Across all the lines below, how many contain the string "storm"? Please reply with the number only.

=== DATA LISTING ===
_ _ _ _ _

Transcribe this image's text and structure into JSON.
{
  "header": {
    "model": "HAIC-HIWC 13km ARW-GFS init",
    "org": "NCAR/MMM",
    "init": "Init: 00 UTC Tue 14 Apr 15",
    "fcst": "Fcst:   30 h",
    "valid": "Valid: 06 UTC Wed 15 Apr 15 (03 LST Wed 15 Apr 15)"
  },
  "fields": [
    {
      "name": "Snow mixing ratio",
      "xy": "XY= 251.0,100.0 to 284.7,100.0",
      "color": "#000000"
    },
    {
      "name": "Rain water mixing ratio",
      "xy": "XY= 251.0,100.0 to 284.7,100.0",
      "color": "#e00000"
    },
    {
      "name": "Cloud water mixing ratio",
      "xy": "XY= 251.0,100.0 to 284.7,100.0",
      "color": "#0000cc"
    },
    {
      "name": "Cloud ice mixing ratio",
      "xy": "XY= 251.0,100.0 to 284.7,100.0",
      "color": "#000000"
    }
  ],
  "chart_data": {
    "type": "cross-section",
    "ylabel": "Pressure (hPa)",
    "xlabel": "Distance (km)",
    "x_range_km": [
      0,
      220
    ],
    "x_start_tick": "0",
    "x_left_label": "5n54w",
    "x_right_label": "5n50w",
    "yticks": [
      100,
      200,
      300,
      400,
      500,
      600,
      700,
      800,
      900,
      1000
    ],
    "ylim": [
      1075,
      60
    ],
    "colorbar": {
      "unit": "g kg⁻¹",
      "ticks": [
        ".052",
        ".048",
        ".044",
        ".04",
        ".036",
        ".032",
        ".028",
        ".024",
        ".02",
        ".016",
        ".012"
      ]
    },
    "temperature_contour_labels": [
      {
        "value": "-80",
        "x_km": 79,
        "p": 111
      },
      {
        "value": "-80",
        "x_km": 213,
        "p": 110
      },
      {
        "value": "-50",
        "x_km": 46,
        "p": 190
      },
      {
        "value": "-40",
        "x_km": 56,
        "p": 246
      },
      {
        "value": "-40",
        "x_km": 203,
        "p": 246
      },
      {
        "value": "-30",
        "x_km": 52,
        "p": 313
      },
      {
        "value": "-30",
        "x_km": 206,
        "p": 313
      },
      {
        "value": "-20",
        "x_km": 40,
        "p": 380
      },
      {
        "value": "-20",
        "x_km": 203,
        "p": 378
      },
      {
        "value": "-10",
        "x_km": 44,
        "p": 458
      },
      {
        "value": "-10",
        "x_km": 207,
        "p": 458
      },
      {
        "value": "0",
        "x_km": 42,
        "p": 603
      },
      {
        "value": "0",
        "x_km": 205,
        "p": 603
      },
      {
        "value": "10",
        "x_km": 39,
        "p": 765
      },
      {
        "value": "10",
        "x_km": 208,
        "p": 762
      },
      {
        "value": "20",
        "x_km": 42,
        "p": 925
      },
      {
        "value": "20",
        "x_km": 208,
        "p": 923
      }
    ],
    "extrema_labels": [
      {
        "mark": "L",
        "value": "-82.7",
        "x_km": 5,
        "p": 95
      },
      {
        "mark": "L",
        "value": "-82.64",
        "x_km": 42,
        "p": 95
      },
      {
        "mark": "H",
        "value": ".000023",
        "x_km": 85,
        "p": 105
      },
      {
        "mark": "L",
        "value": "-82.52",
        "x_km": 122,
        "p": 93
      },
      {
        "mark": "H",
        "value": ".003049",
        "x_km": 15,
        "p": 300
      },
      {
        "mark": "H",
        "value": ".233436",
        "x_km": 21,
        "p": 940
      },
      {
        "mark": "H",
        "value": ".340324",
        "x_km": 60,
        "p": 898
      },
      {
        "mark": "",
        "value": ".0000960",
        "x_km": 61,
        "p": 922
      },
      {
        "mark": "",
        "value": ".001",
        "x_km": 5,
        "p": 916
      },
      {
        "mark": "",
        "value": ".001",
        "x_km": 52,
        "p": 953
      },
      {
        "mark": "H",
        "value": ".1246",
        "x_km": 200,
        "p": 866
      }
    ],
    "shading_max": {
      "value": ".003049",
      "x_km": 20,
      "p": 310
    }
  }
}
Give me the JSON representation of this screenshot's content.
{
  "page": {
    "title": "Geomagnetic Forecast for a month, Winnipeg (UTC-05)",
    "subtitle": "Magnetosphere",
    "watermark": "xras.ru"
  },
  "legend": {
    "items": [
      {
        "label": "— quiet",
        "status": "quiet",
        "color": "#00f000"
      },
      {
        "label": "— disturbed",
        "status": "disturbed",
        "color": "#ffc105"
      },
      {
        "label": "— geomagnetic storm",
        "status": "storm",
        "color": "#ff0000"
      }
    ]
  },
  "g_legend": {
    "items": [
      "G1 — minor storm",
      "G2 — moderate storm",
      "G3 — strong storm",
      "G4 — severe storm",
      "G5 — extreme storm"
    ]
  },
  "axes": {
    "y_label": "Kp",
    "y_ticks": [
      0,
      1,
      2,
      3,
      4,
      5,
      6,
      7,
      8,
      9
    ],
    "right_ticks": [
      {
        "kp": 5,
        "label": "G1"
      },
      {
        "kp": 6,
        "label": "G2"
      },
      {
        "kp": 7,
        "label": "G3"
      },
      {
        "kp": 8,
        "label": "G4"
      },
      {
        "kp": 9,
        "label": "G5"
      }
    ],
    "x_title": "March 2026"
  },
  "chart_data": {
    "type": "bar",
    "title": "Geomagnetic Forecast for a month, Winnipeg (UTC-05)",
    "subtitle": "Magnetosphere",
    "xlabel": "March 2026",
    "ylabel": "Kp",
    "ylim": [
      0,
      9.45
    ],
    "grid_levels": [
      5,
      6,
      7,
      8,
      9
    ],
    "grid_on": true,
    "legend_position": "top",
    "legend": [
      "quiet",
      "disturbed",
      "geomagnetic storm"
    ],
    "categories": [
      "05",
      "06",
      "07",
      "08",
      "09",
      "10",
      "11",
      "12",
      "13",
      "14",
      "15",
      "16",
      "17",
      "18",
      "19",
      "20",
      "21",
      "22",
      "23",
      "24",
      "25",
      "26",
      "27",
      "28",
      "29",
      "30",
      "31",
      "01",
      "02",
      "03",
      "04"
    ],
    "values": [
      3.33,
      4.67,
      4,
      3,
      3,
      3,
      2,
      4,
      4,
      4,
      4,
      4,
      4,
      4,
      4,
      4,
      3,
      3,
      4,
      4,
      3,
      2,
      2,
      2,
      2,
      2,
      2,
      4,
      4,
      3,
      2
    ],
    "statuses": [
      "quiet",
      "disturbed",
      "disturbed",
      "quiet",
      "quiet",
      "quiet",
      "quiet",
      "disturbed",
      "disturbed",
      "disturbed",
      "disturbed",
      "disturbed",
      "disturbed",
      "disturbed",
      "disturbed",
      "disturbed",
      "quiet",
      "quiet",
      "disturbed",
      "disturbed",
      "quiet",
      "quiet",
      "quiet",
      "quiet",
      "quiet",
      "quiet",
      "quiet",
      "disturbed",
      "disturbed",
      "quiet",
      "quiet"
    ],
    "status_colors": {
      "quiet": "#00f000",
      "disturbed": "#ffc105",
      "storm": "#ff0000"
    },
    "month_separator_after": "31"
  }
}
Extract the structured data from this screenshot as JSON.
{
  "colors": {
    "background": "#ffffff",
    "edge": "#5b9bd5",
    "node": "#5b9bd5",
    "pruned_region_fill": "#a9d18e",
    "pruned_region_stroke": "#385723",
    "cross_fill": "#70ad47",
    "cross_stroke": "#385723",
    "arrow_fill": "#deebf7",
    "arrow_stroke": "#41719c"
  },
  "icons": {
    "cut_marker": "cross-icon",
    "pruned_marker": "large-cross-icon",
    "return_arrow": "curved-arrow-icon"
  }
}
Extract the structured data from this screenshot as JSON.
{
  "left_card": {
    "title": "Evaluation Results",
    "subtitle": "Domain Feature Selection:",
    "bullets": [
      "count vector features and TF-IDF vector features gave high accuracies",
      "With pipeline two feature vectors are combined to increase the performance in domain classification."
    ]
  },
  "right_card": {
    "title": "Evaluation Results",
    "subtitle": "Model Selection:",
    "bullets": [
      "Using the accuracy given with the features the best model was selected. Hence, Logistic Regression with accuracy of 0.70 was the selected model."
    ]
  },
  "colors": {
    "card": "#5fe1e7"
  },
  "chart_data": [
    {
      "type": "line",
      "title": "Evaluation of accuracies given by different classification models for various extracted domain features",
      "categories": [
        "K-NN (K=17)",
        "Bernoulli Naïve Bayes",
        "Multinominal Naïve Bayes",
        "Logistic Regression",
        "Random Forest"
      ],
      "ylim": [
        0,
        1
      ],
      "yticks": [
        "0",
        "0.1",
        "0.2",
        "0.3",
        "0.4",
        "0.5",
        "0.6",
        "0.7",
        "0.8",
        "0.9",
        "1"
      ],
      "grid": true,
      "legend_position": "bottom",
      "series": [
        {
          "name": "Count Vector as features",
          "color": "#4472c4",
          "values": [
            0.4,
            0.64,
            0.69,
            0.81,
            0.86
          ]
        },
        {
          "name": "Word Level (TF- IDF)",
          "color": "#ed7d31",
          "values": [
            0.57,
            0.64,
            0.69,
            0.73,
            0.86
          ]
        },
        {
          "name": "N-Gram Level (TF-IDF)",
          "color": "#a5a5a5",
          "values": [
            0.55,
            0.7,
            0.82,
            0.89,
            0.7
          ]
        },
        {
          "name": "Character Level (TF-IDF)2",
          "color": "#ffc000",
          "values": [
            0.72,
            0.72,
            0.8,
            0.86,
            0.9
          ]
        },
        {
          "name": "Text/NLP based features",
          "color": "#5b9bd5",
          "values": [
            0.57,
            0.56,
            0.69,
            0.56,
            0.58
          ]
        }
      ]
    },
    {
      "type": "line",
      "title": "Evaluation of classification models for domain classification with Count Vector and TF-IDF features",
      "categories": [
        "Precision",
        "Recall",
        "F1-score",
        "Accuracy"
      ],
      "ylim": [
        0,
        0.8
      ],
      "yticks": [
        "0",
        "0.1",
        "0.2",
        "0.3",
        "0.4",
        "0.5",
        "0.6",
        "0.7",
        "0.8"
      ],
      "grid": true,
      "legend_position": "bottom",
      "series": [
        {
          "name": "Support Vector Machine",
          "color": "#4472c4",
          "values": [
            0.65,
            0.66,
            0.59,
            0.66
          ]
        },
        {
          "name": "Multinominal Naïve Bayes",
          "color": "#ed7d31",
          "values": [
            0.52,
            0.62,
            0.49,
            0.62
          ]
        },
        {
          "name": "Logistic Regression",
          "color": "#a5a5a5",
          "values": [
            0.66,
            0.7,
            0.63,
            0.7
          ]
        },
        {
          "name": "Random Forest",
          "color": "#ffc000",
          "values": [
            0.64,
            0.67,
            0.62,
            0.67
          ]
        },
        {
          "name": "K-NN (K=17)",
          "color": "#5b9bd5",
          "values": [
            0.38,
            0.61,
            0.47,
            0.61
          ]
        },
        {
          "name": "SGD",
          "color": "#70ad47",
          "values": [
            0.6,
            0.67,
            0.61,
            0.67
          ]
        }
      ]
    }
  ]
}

_ _ _ _ _

=== FULL SOLUTION ===
9